YOUR OBJECTIVE
In the entries below, count every line with the word "opip". Return only the count.

— start EXERCISE INPUTS —

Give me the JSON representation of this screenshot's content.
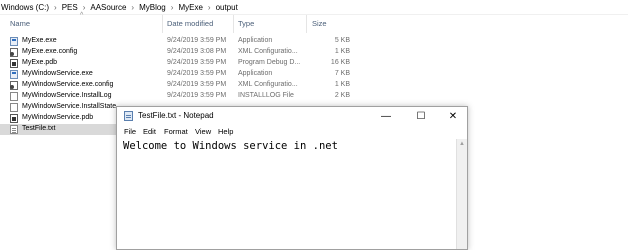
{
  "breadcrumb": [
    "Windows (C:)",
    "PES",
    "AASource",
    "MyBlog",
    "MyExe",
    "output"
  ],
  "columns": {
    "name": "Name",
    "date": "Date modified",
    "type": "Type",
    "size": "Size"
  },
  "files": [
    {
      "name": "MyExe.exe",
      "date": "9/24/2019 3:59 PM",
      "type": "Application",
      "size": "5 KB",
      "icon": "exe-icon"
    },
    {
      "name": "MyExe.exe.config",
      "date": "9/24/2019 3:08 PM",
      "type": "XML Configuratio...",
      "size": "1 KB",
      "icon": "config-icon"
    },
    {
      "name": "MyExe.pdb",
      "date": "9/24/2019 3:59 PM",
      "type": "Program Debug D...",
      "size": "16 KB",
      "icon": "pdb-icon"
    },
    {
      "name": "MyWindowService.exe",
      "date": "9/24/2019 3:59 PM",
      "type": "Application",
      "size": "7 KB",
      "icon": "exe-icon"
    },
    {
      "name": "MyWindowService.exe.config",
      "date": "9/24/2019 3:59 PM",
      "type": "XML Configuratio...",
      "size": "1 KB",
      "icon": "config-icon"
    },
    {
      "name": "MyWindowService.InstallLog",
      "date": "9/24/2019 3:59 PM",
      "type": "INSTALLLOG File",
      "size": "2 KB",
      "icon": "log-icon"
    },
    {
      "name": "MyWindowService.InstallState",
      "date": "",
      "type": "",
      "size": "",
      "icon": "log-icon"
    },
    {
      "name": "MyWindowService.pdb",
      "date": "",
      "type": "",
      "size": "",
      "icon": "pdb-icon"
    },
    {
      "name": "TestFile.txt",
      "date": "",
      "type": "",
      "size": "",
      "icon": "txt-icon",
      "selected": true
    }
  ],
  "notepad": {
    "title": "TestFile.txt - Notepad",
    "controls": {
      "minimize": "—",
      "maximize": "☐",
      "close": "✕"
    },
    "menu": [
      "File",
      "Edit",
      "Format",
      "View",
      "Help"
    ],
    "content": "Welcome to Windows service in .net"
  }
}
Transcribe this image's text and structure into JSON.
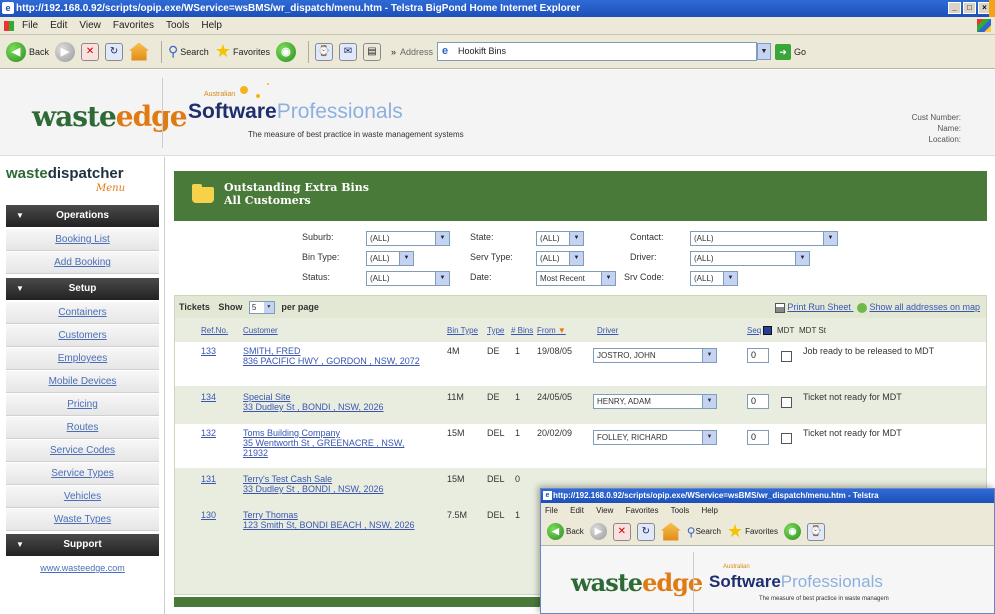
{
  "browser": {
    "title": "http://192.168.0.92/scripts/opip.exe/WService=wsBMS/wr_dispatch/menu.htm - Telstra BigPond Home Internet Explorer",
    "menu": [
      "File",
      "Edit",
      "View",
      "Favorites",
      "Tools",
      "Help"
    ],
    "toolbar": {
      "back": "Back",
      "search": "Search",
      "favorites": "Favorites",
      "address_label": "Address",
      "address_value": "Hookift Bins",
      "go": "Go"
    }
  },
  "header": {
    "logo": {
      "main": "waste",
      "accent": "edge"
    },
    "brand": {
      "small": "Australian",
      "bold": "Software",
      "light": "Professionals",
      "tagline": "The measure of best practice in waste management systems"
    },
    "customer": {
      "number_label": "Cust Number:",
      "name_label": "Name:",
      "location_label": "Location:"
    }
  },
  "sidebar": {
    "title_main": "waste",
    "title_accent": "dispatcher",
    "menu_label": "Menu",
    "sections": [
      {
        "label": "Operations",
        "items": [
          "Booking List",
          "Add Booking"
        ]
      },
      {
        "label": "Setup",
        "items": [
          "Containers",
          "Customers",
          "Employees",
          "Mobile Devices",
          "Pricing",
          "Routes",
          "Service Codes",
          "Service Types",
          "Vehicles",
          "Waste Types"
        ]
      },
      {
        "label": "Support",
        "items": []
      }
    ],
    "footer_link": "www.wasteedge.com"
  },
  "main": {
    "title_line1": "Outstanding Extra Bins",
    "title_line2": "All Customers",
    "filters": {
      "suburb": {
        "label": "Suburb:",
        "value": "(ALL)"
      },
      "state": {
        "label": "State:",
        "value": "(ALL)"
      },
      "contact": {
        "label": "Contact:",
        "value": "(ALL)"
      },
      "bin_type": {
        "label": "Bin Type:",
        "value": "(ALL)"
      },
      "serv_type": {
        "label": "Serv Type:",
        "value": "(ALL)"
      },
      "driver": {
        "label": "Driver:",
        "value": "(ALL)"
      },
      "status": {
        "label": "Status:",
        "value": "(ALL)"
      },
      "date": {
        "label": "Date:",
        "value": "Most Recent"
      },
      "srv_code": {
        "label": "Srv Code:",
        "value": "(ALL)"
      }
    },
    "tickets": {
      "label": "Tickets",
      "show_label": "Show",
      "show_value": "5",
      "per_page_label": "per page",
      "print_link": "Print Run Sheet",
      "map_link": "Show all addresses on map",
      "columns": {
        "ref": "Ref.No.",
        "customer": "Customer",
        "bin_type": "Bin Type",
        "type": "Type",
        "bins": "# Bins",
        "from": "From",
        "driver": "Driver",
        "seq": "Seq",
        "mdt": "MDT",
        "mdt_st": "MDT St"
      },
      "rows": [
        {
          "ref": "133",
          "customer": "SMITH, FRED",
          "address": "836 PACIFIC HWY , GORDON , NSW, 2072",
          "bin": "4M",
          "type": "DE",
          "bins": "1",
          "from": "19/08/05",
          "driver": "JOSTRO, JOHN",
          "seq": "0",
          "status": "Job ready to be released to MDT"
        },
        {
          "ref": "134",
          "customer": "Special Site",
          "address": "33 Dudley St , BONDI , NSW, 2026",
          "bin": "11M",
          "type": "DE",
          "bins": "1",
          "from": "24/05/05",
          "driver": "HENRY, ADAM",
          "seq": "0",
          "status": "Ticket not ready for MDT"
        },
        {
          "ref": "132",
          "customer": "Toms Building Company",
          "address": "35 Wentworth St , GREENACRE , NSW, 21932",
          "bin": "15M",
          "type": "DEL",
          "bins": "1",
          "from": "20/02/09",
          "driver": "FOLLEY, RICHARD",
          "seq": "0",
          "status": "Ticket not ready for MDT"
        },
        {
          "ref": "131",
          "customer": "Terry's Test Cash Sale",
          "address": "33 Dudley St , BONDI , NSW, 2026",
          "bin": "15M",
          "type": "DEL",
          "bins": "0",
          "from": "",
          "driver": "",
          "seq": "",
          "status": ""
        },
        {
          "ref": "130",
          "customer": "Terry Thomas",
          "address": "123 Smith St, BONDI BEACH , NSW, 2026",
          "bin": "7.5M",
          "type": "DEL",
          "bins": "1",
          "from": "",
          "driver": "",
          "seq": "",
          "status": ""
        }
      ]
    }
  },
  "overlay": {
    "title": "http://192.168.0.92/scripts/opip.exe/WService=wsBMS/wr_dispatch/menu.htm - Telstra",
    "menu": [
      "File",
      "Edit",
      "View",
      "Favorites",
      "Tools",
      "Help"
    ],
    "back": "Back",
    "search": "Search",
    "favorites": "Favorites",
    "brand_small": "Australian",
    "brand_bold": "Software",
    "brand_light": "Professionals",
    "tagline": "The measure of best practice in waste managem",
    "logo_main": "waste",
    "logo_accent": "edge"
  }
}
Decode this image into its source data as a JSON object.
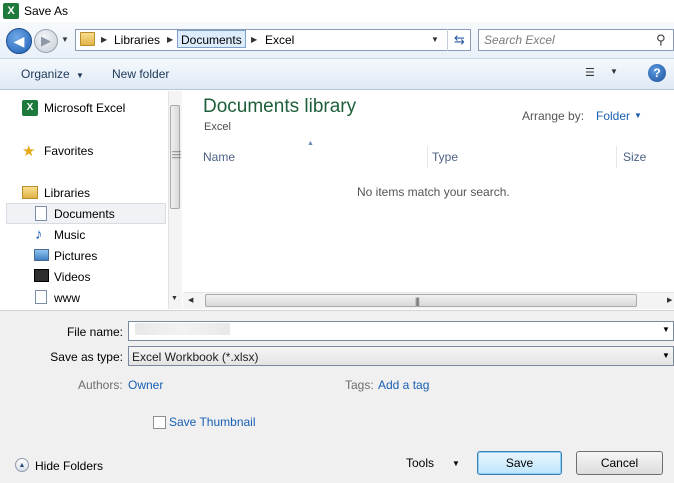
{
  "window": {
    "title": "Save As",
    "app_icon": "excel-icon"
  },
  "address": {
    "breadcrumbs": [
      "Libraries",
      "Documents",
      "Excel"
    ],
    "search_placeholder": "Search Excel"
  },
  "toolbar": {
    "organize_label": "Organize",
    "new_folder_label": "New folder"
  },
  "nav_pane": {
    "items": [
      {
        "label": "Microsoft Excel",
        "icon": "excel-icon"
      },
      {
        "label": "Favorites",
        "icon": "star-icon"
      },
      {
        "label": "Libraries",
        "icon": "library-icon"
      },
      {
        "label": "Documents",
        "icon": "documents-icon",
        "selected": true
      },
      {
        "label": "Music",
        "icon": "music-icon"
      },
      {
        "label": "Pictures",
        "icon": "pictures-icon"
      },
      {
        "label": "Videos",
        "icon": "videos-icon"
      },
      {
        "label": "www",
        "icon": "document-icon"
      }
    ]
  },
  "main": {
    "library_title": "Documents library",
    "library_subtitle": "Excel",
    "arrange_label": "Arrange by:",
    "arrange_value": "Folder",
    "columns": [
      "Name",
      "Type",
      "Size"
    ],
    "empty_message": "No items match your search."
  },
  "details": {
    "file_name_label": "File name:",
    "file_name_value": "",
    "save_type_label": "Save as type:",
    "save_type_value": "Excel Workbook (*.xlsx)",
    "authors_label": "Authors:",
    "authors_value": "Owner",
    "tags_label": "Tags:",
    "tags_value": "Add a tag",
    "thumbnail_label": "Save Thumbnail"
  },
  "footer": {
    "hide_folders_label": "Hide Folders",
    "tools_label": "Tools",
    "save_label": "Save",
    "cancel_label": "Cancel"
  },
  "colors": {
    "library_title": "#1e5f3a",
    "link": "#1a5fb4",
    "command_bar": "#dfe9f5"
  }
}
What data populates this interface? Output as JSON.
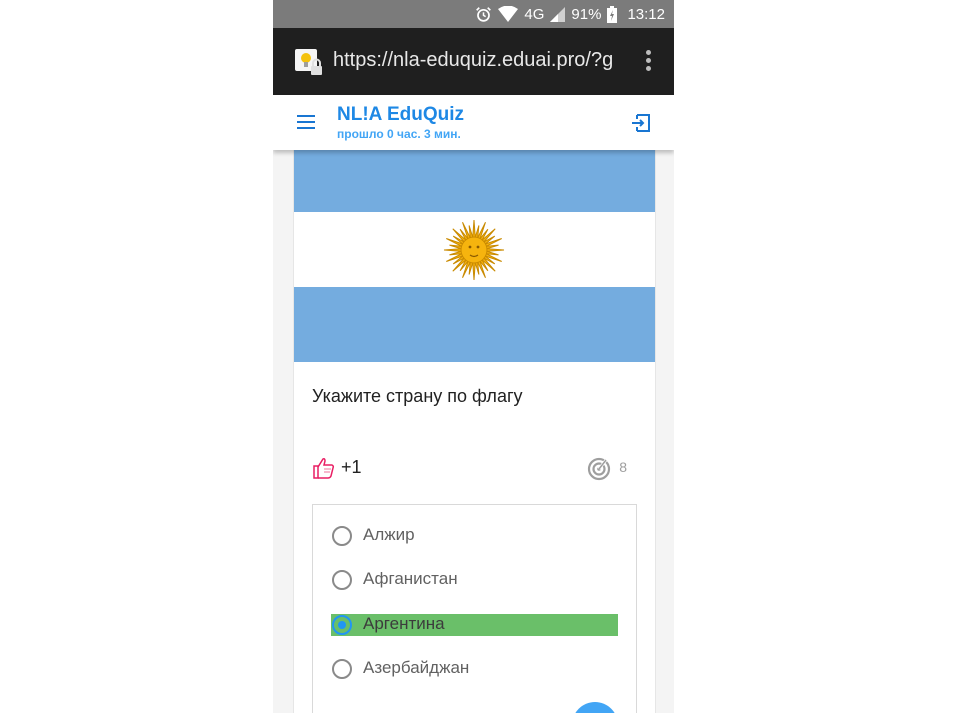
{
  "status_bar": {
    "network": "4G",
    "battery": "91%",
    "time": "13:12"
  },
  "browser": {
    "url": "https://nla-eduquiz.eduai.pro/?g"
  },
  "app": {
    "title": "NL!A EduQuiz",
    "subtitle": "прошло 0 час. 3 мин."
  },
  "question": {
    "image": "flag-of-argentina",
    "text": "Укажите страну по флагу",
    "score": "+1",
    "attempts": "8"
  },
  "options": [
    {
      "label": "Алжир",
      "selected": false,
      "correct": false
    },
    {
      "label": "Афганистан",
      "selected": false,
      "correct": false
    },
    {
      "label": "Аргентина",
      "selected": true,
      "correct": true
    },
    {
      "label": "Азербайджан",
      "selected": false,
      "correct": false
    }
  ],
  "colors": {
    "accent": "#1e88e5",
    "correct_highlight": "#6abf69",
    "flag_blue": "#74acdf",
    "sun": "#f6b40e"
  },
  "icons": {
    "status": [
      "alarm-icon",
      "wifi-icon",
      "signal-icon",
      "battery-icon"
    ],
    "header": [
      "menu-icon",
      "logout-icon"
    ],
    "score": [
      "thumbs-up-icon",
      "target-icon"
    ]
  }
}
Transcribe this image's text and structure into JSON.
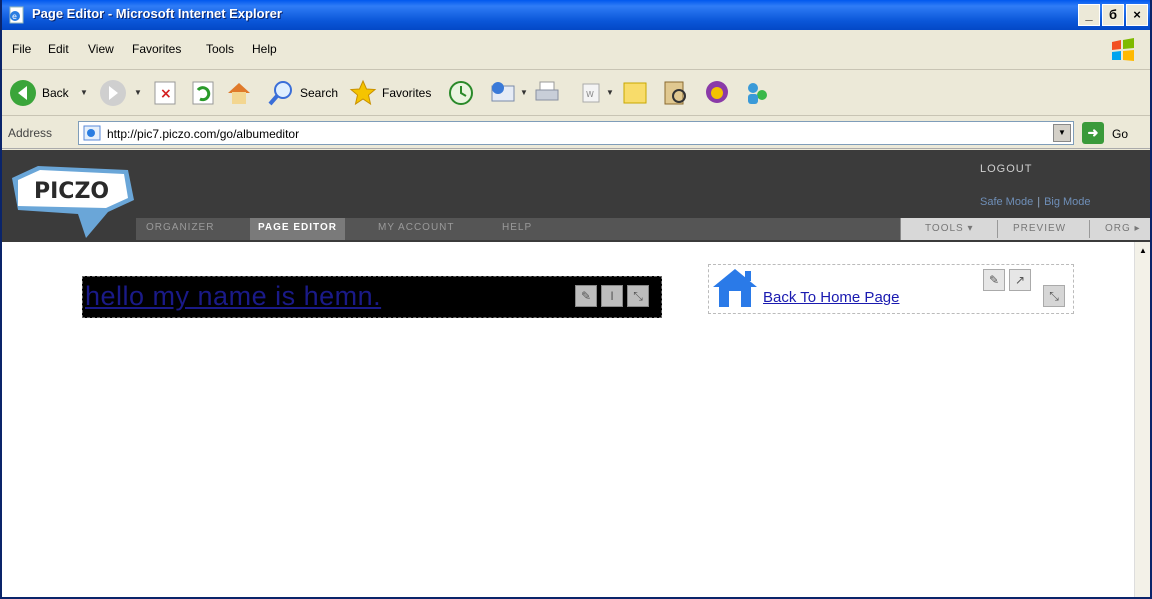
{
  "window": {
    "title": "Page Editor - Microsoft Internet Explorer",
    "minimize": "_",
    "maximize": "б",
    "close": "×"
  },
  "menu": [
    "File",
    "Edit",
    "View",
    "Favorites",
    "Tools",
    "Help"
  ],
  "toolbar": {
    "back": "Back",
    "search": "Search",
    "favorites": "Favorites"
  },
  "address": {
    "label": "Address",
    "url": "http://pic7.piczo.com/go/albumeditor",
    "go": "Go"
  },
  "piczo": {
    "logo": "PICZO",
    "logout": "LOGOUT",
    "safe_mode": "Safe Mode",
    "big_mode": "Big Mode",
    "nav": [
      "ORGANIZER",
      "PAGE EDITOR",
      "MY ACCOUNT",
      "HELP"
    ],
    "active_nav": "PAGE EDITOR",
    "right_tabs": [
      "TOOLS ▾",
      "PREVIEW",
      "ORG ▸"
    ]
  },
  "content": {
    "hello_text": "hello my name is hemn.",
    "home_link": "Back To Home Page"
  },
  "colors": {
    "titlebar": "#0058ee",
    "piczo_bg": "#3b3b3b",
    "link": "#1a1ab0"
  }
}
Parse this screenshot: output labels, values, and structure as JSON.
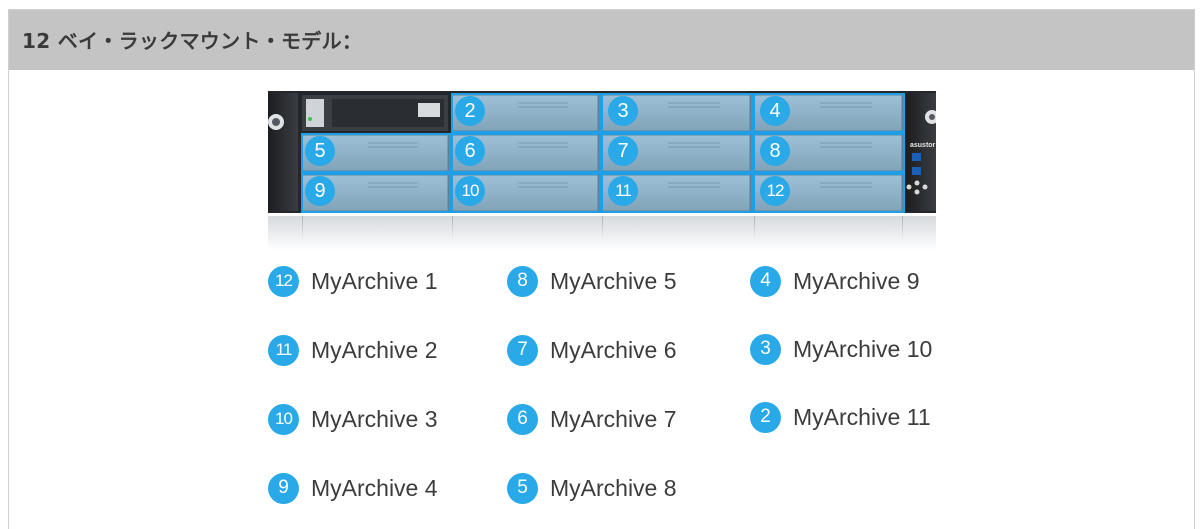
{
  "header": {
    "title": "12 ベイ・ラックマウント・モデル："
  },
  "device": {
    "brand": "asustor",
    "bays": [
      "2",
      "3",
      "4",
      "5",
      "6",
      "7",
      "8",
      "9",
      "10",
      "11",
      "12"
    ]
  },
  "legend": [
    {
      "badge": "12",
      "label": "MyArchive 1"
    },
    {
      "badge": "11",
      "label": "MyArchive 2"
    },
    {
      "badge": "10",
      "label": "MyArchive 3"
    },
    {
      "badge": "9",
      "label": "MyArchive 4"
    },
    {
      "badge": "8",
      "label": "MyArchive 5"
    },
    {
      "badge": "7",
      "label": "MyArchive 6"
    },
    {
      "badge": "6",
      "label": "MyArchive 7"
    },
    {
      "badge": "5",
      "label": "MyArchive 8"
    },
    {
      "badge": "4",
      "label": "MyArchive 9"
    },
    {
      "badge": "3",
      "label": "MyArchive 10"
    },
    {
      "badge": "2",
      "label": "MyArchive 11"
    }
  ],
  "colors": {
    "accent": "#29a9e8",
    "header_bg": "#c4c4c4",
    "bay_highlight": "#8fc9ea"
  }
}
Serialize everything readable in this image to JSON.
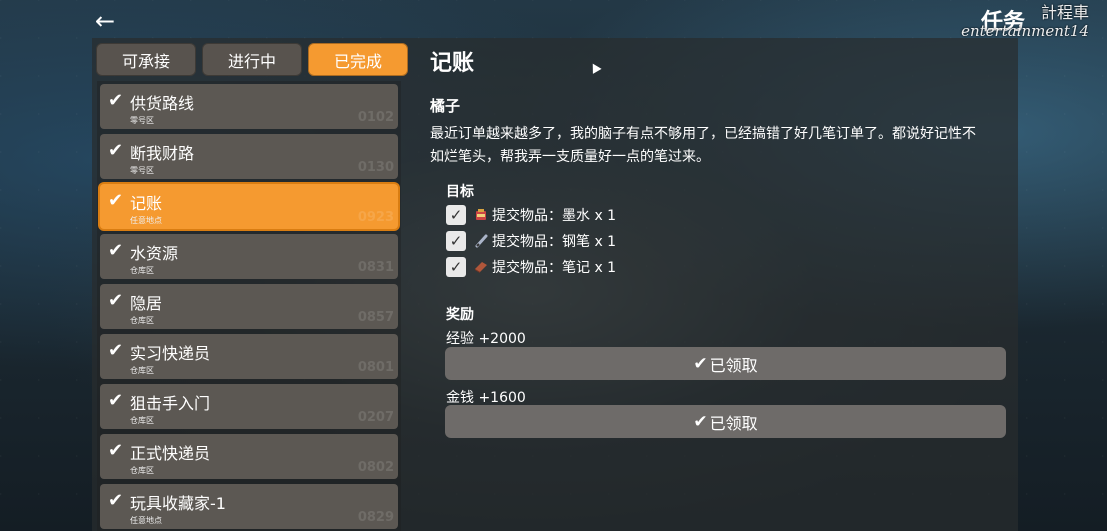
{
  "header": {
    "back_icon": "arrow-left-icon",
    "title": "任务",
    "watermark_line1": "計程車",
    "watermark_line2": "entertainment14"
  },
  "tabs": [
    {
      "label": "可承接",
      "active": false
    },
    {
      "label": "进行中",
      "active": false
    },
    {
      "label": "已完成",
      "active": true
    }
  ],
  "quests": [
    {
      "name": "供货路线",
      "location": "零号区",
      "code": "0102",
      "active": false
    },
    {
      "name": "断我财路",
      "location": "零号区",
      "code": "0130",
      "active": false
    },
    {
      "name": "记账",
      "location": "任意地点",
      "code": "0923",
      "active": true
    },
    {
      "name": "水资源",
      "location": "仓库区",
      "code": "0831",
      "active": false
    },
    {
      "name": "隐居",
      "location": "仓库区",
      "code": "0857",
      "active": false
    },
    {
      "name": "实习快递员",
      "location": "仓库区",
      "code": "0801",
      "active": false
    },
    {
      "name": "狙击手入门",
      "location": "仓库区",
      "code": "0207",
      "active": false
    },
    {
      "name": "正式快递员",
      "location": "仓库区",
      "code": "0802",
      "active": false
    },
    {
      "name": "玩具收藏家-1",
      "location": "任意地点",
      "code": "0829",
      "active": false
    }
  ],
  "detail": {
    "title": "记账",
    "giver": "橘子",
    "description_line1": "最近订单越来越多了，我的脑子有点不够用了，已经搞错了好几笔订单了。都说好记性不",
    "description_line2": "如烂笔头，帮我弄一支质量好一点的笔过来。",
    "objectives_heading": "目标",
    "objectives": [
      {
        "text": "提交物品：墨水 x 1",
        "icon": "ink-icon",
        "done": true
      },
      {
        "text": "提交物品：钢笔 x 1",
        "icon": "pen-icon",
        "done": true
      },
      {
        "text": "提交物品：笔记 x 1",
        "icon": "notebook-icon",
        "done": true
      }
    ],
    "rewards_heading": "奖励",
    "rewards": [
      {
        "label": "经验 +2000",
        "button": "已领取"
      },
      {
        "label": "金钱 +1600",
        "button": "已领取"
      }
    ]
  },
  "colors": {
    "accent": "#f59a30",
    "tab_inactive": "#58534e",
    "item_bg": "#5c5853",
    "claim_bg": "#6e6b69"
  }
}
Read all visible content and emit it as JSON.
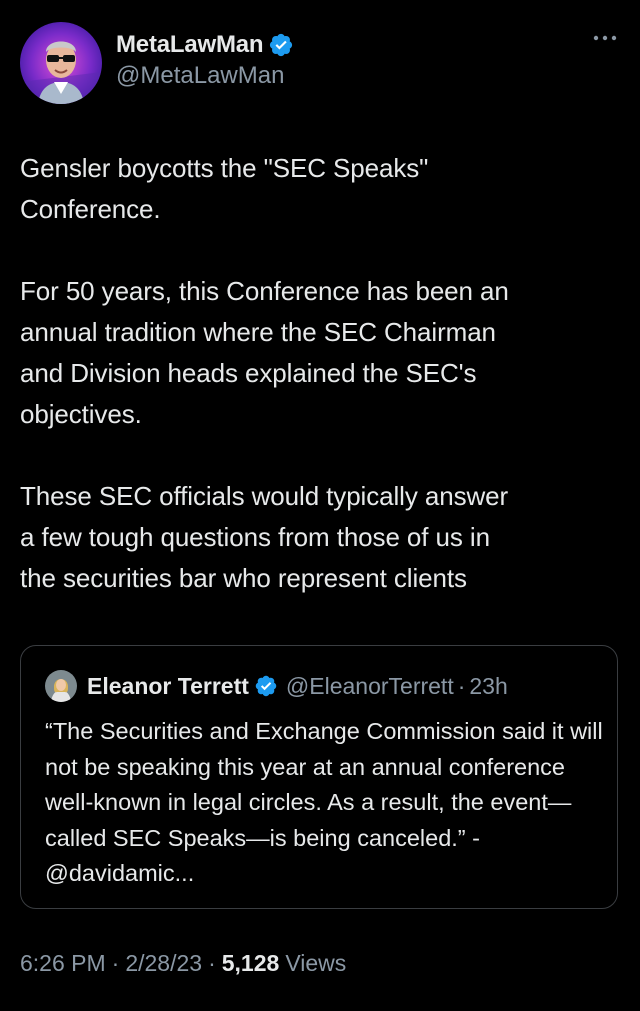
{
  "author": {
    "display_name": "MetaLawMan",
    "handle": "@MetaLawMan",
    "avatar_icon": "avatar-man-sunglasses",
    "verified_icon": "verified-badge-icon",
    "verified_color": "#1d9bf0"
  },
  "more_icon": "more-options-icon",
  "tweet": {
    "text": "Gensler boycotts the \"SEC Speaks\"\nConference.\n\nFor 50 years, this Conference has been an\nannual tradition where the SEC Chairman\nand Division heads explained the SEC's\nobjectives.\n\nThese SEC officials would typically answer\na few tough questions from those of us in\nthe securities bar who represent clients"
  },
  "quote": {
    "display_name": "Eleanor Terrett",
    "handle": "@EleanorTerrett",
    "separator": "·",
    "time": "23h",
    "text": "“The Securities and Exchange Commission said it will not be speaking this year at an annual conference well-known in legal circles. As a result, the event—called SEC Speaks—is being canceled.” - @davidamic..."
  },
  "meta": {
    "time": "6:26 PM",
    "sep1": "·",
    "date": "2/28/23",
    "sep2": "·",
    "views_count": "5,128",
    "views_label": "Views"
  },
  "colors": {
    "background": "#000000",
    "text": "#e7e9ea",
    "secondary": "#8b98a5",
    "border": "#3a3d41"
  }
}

— end EXERCISE INPUTS —

RESULT OF THE TASK
2